>> BEGIN

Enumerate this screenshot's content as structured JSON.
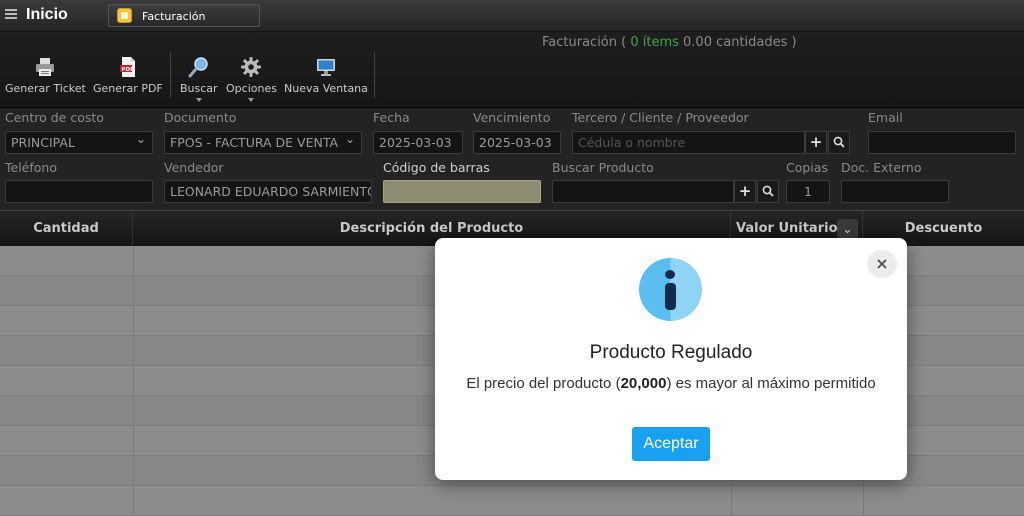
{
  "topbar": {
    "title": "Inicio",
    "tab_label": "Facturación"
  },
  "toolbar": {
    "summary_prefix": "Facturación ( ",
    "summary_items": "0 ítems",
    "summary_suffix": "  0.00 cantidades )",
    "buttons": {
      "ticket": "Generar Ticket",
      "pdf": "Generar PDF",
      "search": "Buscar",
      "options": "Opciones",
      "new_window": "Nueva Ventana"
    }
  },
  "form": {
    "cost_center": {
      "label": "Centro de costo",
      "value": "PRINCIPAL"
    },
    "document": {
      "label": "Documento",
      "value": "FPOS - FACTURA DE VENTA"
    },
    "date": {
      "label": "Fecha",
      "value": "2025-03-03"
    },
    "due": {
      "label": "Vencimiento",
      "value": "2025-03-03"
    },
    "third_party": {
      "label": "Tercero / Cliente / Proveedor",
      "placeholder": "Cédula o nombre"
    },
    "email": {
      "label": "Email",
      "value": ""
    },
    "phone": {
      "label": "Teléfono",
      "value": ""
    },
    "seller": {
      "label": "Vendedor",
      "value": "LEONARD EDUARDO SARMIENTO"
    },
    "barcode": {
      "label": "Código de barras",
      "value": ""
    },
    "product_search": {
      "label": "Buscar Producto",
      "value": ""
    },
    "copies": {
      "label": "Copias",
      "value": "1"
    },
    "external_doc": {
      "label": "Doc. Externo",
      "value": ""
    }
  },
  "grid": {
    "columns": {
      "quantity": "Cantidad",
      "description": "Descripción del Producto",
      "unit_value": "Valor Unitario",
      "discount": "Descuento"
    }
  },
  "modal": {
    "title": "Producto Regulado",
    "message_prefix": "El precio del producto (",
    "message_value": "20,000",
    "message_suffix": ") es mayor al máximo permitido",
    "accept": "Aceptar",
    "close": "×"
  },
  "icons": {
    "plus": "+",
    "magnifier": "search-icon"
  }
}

>> END

• Goal
All of the records above must be copied exactly, except for the pictures.

• Answer in full
Enumerate this screenshot's content as structured JSON.
{
  "topbar": {
    "title": "Inicio",
    "tab_label": "Facturación"
  },
  "toolbar": {
    "summary_prefix": "Facturación ( ",
    "summary_items": "0 ítems",
    "summary_suffix": "  0.00 cantidades )",
    "buttons": {
      "ticket": "Generar Ticket",
      "pdf": "Generar PDF",
      "search": "Buscar",
      "options": "Opciones",
      "new_window": "Nueva Ventana"
    }
  },
  "form": {
    "cost_center": {
      "label": "Centro de costo",
      "value": "PRINCIPAL"
    },
    "document": {
      "label": "Documento",
      "value": "FPOS - FACTURA DE VENTA"
    },
    "date": {
      "label": "Fecha",
      "value": "2025-03-03"
    },
    "due": {
      "label": "Vencimiento",
      "value": "2025-03-03"
    },
    "third_party": {
      "label": "Tercero / Cliente / Proveedor",
      "placeholder": "Cédula o nombre"
    },
    "email": {
      "label": "Email",
      "value": ""
    },
    "phone": {
      "label": "Teléfono",
      "value": ""
    },
    "seller": {
      "label": "Vendedor",
      "value": "LEONARD EDUARDO SARMIENTO"
    },
    "barcode": {
      "label": "Código de barras",
      "value": ""
    },
    "product_search": {
      "label": "Buscar Producto",
      "value": ""
    },
    "copies": {
      "label": "Copias",
      "value": "1"
    },
    "external_doc": {
      "label": "Doc. Externo",
      "value": ""
    }
  },
  "grid": {
    "columns": {
      "quantity": "Cantidad",
      "description": "Descripción del Producto",
      "unit_value": "Valor Unitario",
      "discount": "Descuento"
    }
  },
  "modal": {
    "title": "Producto Regulado",
    "message_prefix": "El precio del producto (",
    "message_value": "20,000",
    "message_suffix": ") es mayor al máximo permitido",
    "accept": "Aceptar",
    "close": "×"
  },
  "icons": {
    "plus": "+",
    "magnifier": "search-icon"
  }
}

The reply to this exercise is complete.